▶ **Task to carry out**: Count how many lines contain the word "легкими". Please give only the number.
>> start Available data
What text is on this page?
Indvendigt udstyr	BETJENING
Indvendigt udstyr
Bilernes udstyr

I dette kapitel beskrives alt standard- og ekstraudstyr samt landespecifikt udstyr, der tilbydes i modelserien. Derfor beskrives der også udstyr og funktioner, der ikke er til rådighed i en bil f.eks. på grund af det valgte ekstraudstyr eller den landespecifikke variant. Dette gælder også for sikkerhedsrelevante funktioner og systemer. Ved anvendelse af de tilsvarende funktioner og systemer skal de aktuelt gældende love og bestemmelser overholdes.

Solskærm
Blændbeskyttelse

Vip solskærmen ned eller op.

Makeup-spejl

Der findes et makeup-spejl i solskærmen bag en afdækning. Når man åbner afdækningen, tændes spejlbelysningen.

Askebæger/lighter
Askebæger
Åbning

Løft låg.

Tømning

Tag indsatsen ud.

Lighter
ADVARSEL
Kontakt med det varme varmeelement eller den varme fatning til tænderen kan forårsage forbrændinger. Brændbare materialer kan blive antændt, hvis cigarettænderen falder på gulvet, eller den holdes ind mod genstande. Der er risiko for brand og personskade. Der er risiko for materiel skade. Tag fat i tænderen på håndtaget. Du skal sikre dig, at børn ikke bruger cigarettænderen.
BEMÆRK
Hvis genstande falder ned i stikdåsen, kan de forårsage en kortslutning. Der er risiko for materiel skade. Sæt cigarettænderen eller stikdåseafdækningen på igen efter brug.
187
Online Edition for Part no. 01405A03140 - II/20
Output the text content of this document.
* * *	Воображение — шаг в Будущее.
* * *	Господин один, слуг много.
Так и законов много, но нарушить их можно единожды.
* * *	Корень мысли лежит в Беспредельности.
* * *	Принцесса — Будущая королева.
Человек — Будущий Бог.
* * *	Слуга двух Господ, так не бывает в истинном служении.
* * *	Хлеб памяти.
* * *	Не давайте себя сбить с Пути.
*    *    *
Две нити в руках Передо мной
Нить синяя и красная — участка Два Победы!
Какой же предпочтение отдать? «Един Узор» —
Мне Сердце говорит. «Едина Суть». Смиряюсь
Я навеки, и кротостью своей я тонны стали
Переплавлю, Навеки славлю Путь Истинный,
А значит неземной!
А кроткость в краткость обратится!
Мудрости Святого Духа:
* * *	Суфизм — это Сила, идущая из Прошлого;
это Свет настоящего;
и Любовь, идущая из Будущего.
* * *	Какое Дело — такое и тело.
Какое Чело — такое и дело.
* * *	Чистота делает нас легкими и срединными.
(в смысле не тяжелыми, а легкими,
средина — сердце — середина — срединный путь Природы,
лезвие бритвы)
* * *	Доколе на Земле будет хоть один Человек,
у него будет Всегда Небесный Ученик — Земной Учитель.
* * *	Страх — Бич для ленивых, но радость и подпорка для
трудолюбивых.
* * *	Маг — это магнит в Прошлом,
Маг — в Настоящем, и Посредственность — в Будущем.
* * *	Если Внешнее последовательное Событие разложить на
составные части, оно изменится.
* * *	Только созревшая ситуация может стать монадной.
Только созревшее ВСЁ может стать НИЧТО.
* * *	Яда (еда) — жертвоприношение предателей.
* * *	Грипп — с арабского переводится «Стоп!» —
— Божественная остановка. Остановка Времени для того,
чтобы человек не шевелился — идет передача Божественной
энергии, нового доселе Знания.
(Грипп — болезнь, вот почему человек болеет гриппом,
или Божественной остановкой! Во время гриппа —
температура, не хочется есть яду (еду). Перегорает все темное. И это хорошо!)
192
>> end Available data
▶ **Result of this exercise**: 2